■ Required work ■
Below are records; count the lines that contain "free" and give only the total.

Data listing
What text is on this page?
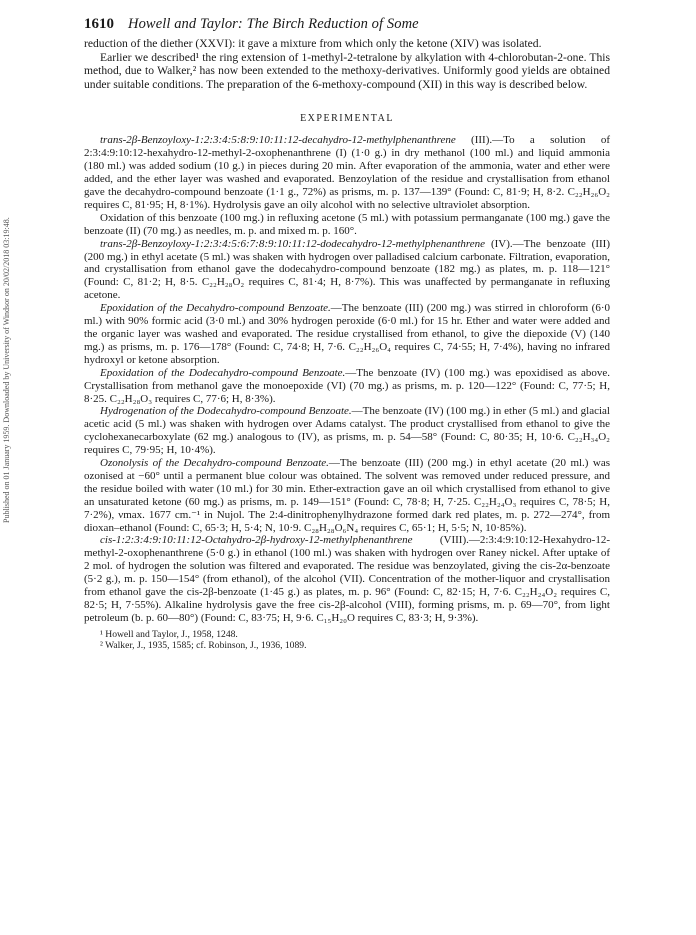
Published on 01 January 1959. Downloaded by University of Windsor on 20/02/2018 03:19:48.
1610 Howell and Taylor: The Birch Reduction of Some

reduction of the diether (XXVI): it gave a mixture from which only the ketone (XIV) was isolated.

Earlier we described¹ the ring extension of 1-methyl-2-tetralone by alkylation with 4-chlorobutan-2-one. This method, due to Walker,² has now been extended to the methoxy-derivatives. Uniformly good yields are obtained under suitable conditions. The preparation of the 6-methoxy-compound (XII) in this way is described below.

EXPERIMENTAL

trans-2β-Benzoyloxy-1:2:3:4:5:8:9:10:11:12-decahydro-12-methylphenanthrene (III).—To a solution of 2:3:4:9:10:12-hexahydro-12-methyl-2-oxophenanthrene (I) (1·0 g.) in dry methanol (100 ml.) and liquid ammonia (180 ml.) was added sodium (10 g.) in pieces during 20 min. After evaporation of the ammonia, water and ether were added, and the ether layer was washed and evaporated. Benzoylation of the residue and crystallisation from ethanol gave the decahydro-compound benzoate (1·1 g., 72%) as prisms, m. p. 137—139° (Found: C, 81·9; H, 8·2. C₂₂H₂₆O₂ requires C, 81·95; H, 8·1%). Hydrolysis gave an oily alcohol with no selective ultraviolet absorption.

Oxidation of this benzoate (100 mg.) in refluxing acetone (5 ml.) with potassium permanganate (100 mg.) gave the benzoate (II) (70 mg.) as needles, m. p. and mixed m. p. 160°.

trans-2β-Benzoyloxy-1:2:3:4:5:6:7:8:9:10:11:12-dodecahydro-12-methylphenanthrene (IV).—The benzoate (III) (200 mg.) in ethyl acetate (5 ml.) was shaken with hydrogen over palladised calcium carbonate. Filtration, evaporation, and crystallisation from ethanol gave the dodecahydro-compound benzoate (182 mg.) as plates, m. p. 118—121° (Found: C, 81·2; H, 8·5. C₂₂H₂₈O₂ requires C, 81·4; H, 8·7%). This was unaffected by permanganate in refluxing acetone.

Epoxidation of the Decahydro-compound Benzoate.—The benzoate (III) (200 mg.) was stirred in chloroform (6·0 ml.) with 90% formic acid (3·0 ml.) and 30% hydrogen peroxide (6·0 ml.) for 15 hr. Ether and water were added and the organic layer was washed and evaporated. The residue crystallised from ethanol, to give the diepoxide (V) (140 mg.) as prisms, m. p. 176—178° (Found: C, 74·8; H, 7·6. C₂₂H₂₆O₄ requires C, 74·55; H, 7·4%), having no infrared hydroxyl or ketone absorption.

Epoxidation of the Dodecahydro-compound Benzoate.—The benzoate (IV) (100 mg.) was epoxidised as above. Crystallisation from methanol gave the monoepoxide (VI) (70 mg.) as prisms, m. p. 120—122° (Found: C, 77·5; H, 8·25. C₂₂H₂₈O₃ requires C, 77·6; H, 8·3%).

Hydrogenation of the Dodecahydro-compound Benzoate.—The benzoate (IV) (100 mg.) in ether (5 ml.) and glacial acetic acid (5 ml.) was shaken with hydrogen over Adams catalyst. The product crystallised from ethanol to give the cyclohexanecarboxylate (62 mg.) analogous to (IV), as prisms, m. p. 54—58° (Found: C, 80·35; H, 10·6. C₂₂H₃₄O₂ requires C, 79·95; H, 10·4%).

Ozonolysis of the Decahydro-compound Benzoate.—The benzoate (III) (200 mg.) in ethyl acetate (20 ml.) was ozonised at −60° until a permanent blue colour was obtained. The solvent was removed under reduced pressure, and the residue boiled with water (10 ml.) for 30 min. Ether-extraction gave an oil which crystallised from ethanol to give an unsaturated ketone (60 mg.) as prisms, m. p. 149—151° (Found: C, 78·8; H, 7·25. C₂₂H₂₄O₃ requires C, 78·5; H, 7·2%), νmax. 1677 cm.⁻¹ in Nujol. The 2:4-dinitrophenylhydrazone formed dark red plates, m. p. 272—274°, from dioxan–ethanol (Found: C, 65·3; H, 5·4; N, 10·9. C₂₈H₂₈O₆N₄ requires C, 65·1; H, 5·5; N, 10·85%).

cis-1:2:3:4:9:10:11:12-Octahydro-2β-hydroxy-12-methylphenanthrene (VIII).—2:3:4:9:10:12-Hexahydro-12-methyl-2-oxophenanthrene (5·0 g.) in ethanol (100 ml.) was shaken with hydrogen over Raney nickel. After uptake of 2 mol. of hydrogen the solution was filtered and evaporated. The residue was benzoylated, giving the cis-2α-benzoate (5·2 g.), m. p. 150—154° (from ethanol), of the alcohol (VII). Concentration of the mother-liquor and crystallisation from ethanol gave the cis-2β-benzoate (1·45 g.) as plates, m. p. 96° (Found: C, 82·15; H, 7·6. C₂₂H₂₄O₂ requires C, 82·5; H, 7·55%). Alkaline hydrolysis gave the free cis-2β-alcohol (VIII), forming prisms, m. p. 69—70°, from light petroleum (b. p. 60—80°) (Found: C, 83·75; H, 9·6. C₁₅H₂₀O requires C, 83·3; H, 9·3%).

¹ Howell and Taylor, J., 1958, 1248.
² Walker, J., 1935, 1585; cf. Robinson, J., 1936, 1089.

* * *

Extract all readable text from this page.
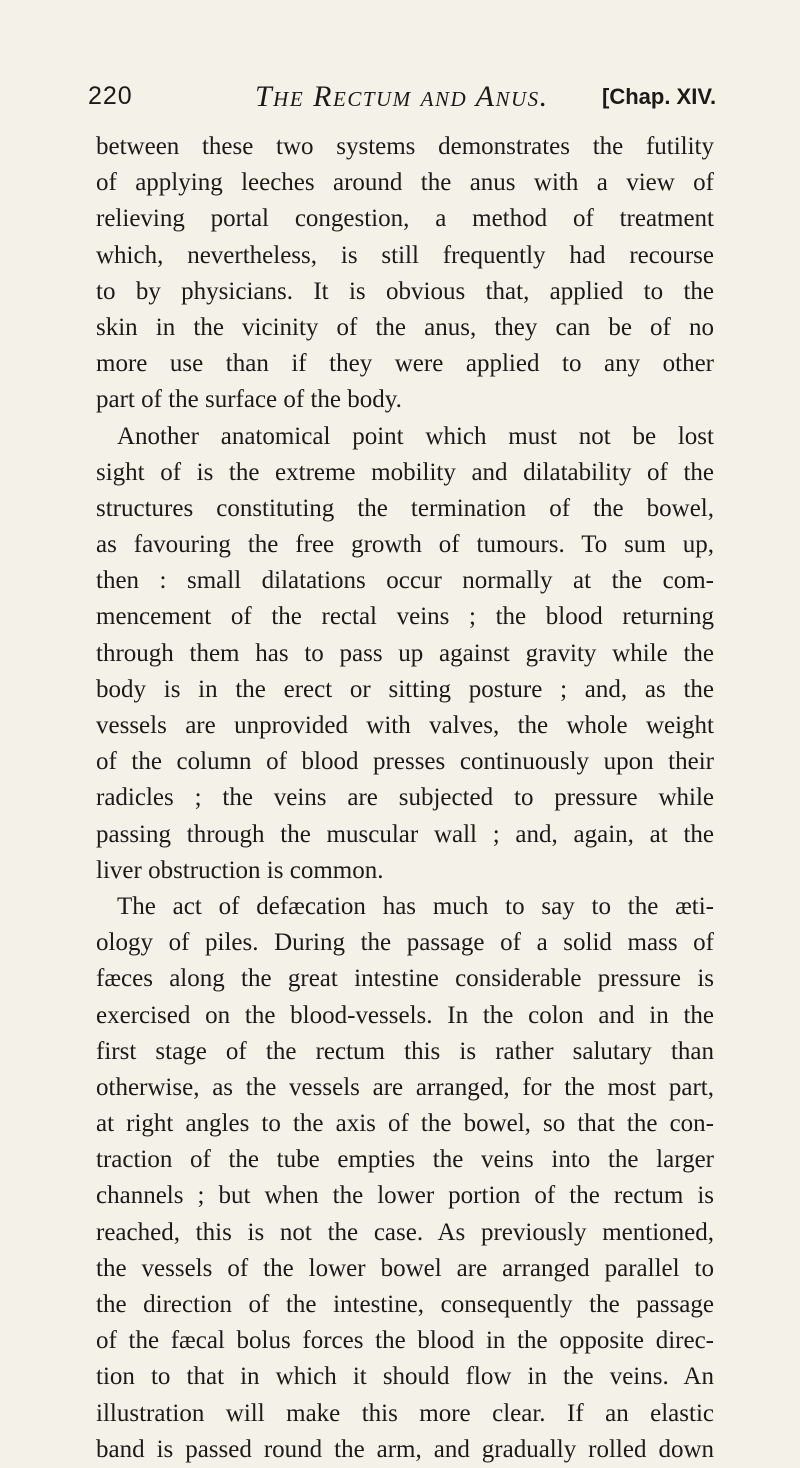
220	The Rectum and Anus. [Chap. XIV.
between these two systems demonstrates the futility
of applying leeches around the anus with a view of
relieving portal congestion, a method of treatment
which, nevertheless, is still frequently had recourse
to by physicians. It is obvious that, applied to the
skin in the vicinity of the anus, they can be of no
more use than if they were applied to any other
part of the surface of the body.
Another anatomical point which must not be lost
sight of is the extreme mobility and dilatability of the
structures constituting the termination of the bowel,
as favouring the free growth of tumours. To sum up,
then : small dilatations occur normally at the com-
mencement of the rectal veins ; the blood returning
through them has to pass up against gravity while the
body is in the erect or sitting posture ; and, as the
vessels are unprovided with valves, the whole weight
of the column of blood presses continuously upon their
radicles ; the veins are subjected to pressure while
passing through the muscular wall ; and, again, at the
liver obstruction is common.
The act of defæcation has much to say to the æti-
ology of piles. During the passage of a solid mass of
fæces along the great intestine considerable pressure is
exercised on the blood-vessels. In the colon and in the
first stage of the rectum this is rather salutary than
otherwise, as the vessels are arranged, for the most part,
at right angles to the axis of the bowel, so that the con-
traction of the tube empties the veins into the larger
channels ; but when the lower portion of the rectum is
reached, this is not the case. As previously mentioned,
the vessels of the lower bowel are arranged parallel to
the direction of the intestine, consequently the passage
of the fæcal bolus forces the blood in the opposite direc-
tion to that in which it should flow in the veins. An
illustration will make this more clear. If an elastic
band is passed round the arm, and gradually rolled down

■ Solution to this task ■
2